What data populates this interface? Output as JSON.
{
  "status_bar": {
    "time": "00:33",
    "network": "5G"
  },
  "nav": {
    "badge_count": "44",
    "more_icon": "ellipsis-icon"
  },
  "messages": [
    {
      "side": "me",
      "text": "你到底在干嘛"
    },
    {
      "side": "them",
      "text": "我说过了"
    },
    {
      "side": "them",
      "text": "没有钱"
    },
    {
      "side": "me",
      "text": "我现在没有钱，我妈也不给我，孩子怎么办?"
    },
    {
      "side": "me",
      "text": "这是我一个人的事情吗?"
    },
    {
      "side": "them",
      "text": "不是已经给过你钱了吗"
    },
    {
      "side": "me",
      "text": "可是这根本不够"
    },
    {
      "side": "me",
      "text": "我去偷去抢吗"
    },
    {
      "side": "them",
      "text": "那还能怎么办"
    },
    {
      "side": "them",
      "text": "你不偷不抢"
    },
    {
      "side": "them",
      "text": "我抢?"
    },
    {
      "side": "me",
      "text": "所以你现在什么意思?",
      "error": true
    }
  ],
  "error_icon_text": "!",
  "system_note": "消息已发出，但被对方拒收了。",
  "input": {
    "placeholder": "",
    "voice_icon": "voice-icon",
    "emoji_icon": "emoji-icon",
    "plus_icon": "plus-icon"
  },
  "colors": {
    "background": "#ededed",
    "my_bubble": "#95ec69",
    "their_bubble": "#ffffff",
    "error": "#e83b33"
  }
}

═══

DIRECTIVE
Output each entry precisely as given.

WRITTEN SOLUTION
What data populates this interface? Output as JSON.
{
  "status_bar": {
    "time": "00:33",
    "network": "5G"
  },
  "nav": {
    "badge_count": "44",
    "more_icon": "ellipsis-icon"
  },
  "messages": [
    {
      "side": "me",
      "text": "你到底在干嘛"
    },
    {
      "side": "them",
      "text": "我说过了"
    },
    {
      "side": "them",
      "text": "没有钱"
    },
    {
      "side": "me",
      "text": "我现在没有钱，我妈也不给我，孩子怎么办?"
    },
    {
      "side": "me",
      "text": "这是我一个人的事情吗?"
    },
    {
      "side": "them",
      "text": "不是已经给过你钱了吗"
    },
    {
      "side": "me",
      "text": "可是这根本不够"
    },
    {
      "side": "me",
      "text": "我去偷去抢吗"
    },
    {
      "side": "them",
      "text": "那还能怎么办"
    },
    {
      "side": "them",
      "text": "你不偷不抢"
    },
    {
      "side": "them",
      "text": "我抢?"
    },
    {
      "side": "me",
      "text": "所以你现在什么意思?",
      "error": true
    }
  ],
  "error_icon_text": "!",
  "system_note": "消息已发出，但被对方拒收了。",
  "input": {
    "placeholder": "",
    "voice_icon": "voice-icon",
    "emoji_icon": "emoji-icon",
    "plus_icon": "plus-icon"
  },
  "colors": {
    "background": "#ededed",
    "my_bubble": "#95ec69",
    "their_bubble": "#ffffff",
    "error": "#e83b33"
  }
}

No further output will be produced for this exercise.